# LISTING start

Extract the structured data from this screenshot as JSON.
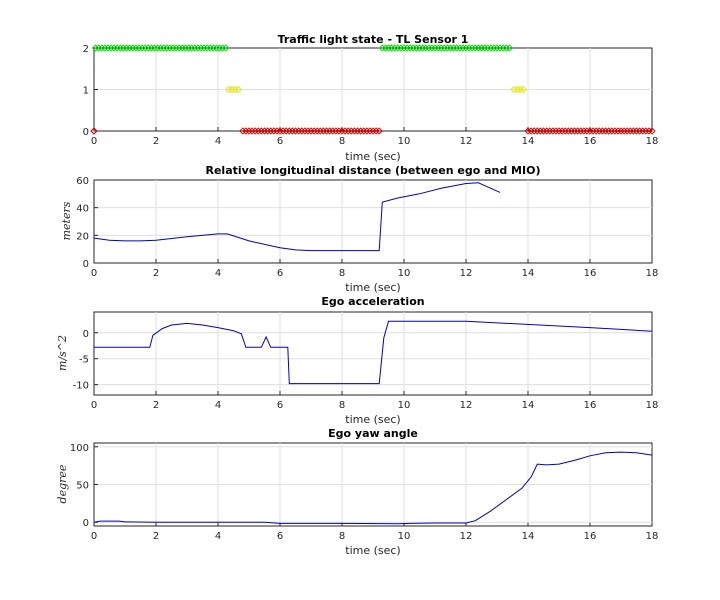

# LISTING end
# LISTING start

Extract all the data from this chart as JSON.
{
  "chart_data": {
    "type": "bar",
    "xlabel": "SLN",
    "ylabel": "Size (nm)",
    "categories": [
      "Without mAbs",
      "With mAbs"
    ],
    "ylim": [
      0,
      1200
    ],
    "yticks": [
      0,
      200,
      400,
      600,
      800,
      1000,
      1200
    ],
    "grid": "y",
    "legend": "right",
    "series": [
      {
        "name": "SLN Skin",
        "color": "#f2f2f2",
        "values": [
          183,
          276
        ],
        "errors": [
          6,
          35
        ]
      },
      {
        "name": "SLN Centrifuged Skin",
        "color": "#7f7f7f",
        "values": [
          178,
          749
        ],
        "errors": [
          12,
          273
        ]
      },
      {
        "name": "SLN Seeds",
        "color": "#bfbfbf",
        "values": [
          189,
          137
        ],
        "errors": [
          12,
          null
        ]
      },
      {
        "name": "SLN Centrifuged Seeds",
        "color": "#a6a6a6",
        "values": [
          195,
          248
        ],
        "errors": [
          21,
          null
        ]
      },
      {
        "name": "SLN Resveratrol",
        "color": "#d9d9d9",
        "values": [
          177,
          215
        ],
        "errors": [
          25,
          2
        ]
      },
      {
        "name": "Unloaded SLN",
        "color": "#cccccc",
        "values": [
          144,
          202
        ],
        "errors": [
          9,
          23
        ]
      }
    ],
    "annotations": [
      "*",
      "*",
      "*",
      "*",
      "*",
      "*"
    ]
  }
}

# LISTING end
# LISTING start

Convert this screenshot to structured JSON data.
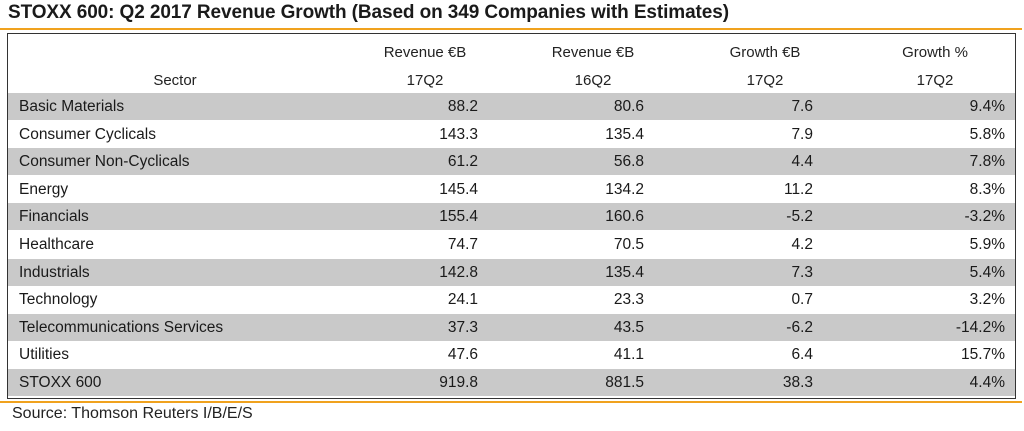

# LISTING end

> _GOAL OF THE EXERCISE_
Search the data for the word "structured" and copy each line where it appears.

> _EXERCISE OUTPUT_
Extract the structured data from this screenshot as JSON.
Convert this screenshot to structured JSON data.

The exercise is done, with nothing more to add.